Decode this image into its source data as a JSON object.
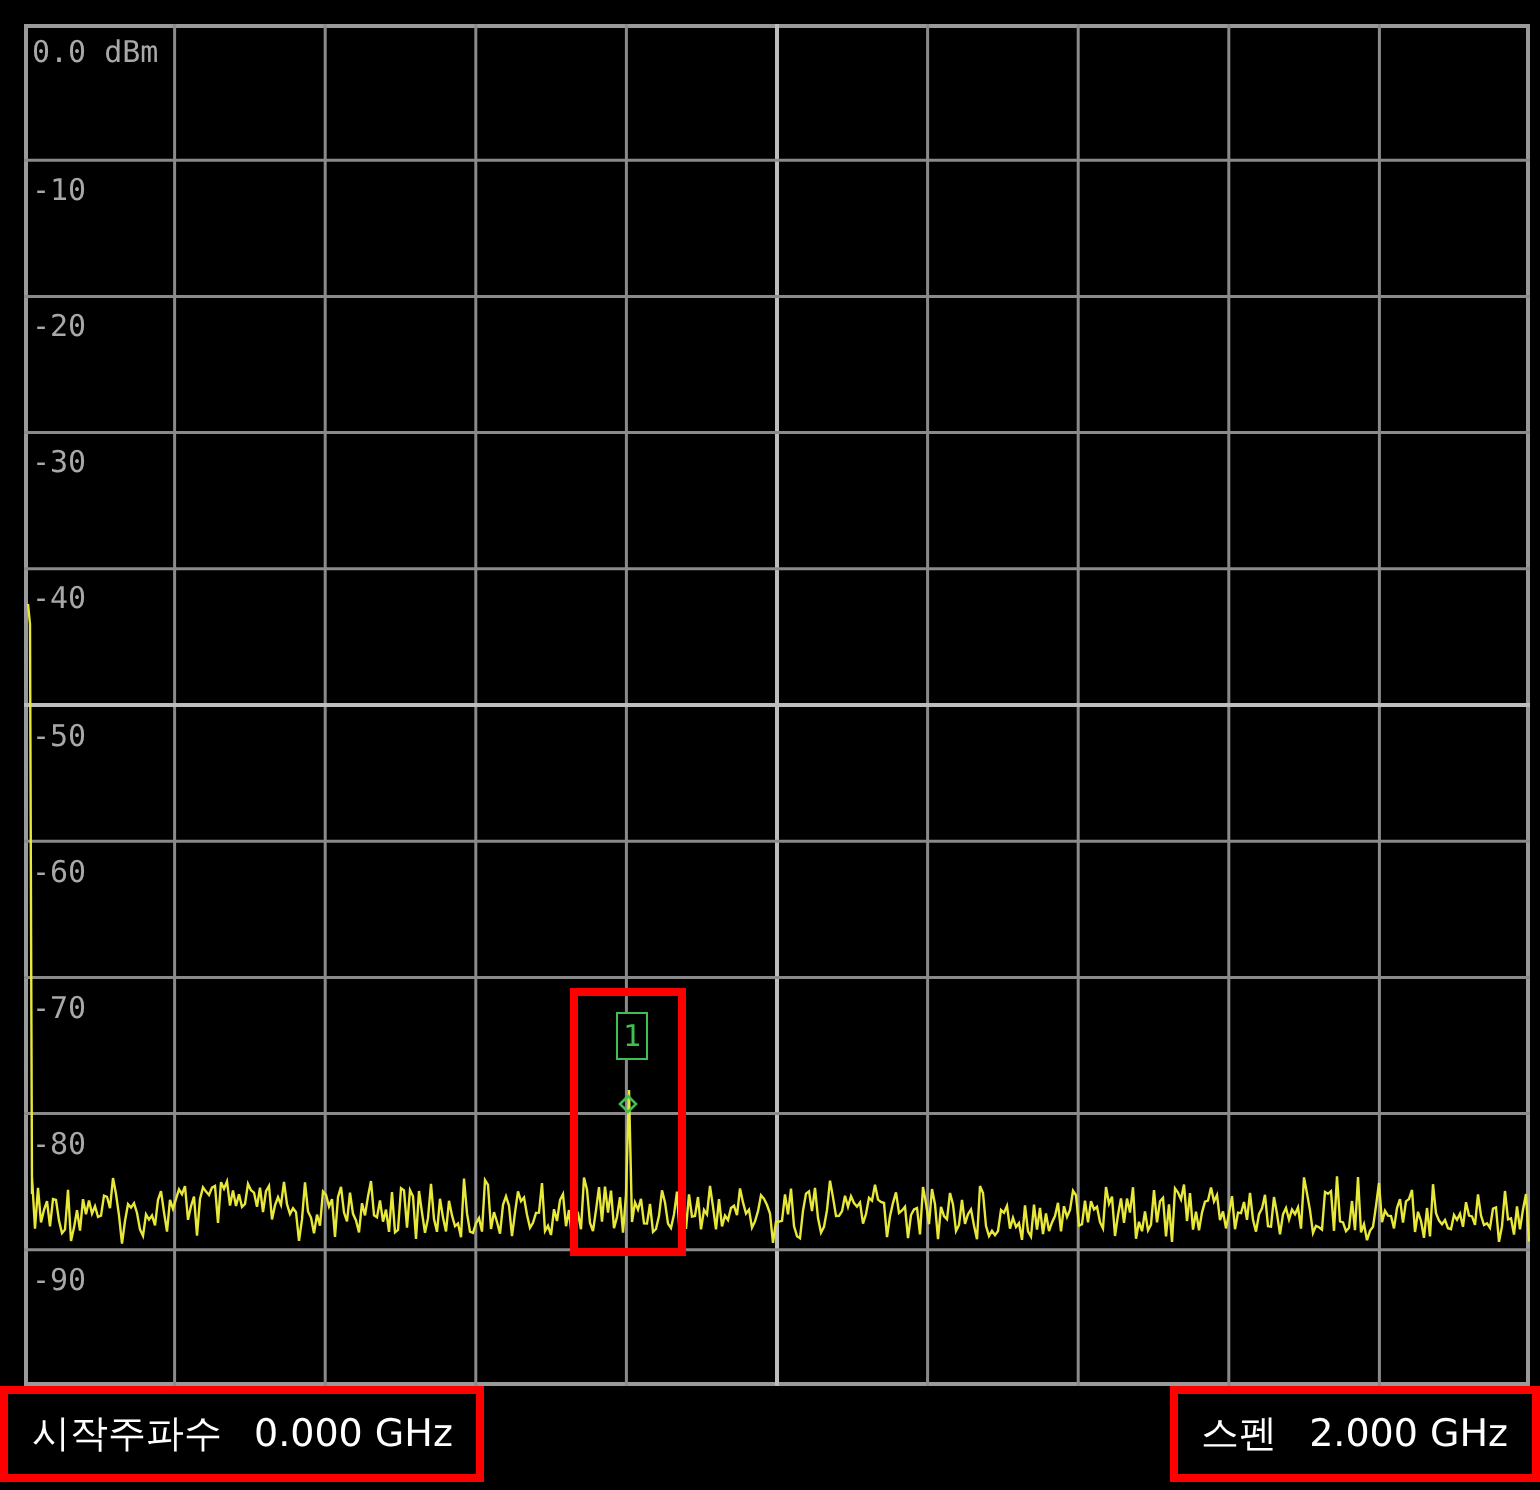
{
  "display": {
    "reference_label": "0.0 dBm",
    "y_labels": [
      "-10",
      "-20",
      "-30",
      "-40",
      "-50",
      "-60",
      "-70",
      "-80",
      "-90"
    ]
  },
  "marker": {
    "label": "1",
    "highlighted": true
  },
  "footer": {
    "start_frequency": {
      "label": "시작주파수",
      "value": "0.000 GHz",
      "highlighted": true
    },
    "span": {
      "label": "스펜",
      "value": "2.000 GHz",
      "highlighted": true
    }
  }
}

## STATED TASK
Reproduce the entries above word for word. Pictures stay out.

## COMPLETED EXERCISE
Decode this image into its source data as a JSON object.
{
  "display": {
    "reference_label": "0.0 dBm",
    "y_labels": [
      "-10",
      "-20",
      "-30",
      "-40",
      "-50",
      "-60",
      "-70",
      "-80",
      "-90"
    ]
  },
  "marker": {
    "label": "1",
    "highlighted": true
  },
  "footer": {
    "start_frequency": {
      "label": "시작주파수",
      "value": "0.000 GHz",
      "highlighted": true
    },
    "span": {
      "label": "스펜",
      "value": "2.000 GHz",
      "highlighted": true
    }
  }
}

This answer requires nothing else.